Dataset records
========
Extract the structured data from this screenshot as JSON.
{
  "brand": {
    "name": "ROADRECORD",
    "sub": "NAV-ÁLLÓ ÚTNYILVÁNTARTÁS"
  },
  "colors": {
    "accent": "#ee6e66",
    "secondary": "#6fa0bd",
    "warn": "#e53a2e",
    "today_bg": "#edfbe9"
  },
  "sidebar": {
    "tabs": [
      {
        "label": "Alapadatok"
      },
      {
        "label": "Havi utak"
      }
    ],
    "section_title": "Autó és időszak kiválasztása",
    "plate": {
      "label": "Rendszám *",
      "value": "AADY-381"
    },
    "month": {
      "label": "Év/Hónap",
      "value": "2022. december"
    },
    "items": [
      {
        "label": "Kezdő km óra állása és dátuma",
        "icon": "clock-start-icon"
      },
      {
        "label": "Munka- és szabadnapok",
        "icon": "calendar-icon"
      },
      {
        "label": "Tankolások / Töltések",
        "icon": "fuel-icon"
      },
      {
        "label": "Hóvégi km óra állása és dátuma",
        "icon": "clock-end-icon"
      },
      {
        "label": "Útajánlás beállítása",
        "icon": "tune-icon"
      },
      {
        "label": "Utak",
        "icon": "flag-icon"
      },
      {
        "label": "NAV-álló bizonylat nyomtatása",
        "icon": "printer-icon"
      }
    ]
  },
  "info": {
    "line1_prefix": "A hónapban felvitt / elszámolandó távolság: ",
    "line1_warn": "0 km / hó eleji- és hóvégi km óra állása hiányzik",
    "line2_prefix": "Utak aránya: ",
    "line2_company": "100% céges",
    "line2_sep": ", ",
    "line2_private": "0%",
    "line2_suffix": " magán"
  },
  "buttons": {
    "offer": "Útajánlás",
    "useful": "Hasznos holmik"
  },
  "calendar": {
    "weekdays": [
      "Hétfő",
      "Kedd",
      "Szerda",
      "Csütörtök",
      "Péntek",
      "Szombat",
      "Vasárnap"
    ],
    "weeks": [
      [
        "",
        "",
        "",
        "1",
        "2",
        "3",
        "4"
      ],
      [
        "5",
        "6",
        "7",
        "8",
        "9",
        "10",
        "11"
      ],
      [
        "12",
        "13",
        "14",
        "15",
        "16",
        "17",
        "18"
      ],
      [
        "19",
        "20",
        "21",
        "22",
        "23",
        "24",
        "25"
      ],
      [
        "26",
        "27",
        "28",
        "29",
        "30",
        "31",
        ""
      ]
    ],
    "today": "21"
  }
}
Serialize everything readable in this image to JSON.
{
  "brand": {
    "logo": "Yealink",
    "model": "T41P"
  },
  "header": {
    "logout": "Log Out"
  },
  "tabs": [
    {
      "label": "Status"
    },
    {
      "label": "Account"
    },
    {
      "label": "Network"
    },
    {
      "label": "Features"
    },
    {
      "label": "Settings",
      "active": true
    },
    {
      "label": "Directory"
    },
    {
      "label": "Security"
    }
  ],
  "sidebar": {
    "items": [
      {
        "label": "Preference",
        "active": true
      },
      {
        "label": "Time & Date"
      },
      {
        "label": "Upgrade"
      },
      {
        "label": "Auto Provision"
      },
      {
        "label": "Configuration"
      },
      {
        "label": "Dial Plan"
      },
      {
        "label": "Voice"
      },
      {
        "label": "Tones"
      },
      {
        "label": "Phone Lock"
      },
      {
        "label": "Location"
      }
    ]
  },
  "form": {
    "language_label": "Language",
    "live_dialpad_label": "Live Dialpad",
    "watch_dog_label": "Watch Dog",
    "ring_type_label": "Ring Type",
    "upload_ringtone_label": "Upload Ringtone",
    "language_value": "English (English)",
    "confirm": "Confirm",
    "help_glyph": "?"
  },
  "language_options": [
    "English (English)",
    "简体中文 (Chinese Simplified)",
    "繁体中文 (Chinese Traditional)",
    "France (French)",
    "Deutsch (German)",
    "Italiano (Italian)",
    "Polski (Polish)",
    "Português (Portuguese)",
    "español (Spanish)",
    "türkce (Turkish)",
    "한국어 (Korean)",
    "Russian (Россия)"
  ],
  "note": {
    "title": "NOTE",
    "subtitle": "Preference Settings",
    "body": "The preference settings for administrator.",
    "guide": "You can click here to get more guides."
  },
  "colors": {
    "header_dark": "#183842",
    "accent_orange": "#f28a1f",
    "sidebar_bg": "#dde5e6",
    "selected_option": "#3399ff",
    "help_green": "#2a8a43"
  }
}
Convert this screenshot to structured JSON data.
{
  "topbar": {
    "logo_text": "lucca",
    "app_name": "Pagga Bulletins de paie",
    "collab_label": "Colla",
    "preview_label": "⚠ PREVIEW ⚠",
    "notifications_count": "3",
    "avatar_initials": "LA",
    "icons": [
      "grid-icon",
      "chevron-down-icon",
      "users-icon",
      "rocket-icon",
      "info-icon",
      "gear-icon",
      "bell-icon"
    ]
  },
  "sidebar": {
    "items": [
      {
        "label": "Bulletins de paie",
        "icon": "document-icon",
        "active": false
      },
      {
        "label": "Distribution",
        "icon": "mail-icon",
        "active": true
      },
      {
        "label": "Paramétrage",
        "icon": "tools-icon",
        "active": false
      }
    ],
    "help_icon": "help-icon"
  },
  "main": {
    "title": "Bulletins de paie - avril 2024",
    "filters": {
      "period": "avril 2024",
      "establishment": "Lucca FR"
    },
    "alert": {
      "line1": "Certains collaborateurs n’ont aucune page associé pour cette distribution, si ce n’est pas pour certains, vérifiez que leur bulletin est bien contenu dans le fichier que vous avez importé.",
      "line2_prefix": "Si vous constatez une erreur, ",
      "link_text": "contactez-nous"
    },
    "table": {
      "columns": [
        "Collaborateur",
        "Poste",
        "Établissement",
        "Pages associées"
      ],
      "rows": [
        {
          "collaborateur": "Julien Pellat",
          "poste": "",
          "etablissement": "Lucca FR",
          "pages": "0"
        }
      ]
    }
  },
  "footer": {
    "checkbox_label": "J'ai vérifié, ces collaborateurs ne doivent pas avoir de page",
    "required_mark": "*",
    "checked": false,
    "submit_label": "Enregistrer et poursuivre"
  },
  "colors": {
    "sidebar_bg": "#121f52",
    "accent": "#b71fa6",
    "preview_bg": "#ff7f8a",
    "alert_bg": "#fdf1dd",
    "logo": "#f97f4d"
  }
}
========
*Exercise task*.
Search the listing for the word "Útajánlás". Copy every line in which it occurs.

*Solved problem*.
        "label": "Útajánlás beállítása",
    "offer": "Útajánlás",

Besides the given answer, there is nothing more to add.